Start of Data for this task

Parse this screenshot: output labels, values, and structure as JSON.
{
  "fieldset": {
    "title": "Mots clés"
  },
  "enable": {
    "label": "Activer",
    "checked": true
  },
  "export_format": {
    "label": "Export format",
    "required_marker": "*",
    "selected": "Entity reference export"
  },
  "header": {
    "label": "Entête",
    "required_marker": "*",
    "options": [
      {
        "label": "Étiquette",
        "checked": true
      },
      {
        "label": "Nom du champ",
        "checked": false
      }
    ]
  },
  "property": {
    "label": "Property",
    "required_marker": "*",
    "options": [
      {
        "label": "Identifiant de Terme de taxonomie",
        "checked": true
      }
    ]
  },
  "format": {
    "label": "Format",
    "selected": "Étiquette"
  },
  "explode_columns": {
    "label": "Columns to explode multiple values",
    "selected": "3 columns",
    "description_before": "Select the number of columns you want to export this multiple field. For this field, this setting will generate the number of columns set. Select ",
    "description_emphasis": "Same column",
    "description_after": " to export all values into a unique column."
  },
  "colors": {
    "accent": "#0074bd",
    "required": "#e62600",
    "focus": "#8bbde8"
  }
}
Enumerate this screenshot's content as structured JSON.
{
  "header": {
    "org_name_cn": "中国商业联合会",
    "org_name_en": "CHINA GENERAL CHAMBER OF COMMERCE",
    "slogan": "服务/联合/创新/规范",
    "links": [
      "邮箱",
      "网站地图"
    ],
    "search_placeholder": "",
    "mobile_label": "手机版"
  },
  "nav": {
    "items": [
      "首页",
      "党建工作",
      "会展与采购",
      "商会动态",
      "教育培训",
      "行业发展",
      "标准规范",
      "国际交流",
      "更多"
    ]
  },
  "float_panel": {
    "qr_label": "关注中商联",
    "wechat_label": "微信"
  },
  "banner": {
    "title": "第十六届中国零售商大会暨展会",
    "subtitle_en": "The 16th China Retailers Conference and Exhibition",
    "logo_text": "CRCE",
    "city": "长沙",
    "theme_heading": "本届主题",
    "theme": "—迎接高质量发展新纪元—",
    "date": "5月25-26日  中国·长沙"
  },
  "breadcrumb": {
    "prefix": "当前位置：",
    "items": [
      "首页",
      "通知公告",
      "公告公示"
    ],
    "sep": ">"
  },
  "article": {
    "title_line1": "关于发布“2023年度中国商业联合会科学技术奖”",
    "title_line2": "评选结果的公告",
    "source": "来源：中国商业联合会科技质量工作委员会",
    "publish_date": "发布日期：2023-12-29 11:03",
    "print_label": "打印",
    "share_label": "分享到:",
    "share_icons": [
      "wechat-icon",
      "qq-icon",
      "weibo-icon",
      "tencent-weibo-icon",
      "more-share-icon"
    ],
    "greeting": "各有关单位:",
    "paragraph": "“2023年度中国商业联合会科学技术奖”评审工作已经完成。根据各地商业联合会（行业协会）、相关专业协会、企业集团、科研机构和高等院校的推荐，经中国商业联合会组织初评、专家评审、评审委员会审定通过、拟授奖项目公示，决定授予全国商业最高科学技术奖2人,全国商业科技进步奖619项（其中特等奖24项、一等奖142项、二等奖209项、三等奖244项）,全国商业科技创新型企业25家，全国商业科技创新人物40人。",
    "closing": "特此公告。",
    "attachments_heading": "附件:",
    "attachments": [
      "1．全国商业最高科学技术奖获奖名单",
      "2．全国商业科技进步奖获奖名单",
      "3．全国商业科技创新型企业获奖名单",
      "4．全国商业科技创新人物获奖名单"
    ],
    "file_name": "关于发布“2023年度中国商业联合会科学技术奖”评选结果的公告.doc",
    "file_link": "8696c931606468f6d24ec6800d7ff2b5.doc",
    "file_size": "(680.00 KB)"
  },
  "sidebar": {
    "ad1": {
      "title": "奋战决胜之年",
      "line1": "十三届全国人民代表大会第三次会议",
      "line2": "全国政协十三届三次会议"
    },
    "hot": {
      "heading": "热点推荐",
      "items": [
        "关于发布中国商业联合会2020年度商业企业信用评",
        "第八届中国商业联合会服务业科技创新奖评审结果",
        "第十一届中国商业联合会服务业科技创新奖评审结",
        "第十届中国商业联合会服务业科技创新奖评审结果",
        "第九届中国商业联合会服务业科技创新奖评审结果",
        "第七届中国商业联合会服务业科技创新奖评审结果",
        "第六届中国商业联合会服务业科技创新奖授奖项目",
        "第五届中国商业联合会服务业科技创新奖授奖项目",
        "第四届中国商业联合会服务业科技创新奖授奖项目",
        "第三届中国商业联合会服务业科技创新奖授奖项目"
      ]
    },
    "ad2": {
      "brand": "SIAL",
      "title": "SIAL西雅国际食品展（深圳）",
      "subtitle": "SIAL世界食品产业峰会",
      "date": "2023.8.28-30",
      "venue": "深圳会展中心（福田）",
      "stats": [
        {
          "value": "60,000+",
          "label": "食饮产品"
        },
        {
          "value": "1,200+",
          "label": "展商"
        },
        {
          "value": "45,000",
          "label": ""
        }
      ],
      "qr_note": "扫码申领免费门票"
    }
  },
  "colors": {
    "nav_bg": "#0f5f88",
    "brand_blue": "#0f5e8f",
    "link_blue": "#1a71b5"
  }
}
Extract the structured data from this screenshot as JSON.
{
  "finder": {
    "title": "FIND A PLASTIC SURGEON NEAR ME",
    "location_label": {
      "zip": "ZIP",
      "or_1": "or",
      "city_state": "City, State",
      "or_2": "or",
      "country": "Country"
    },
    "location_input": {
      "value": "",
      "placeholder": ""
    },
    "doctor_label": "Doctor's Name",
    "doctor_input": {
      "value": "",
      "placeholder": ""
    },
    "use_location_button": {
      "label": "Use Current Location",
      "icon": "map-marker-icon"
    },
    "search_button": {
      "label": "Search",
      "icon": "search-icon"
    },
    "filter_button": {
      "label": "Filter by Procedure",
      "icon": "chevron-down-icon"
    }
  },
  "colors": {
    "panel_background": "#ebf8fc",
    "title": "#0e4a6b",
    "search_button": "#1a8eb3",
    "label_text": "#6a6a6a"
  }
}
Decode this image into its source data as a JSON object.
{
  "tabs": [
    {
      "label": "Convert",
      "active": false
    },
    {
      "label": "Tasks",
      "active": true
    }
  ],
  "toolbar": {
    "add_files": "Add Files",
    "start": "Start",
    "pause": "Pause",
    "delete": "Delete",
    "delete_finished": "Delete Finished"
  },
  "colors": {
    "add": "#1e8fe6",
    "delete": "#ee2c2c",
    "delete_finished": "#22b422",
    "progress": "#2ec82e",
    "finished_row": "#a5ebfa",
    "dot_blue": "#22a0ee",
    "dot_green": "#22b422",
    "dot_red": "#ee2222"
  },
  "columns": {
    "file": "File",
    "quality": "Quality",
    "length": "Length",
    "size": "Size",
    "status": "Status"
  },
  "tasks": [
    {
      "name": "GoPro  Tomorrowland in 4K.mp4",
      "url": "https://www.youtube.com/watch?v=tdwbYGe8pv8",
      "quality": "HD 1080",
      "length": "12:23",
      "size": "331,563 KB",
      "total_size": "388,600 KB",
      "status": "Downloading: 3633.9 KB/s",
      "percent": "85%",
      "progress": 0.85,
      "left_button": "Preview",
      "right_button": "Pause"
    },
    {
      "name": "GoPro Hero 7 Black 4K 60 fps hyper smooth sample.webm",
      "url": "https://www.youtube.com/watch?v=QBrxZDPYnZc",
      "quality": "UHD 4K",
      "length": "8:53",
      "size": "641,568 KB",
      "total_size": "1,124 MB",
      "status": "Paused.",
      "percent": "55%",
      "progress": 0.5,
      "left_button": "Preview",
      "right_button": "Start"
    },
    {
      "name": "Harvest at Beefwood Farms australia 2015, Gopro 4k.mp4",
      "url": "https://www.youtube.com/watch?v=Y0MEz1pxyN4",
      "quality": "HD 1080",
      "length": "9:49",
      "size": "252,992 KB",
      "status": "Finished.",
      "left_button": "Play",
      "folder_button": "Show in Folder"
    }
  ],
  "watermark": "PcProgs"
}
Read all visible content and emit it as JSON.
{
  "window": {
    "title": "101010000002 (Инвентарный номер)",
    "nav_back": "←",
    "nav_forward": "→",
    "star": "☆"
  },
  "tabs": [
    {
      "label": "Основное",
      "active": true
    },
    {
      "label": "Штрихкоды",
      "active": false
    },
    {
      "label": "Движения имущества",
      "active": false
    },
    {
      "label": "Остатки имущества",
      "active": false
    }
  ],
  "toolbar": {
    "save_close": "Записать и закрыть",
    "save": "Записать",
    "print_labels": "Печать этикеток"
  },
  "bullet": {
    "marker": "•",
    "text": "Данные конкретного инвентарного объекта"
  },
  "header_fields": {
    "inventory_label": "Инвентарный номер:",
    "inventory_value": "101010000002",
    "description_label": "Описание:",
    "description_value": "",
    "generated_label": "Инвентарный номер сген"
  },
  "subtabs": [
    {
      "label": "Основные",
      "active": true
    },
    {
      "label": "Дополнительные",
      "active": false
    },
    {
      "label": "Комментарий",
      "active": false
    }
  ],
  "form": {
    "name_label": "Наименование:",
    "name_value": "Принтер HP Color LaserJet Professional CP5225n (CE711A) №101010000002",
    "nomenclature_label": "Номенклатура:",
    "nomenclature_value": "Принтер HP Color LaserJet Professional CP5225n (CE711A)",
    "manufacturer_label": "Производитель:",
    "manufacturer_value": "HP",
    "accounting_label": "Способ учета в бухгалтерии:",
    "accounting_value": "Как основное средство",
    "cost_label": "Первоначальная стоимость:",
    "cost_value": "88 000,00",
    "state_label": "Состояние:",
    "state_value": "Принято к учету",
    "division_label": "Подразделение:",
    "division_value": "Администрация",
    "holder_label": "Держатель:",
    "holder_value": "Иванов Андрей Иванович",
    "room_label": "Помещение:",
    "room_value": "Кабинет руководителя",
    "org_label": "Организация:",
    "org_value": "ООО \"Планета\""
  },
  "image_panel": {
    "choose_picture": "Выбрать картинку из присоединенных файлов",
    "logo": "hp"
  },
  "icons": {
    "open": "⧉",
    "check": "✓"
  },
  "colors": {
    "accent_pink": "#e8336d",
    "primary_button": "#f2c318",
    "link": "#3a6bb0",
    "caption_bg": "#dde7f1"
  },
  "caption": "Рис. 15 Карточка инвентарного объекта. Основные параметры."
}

End of Data for this task

#### What to work on:
From the data, collect all lines where the string "Принтер" appears.

#### Exercise solution:
    "name_value": "Принтер HP Color LaserJet Professional CP5225n (CE711A) №101010000002",
    "nomenclature_value": "Принтер HP Color LaserJet Professional CP5225n (CE711A)",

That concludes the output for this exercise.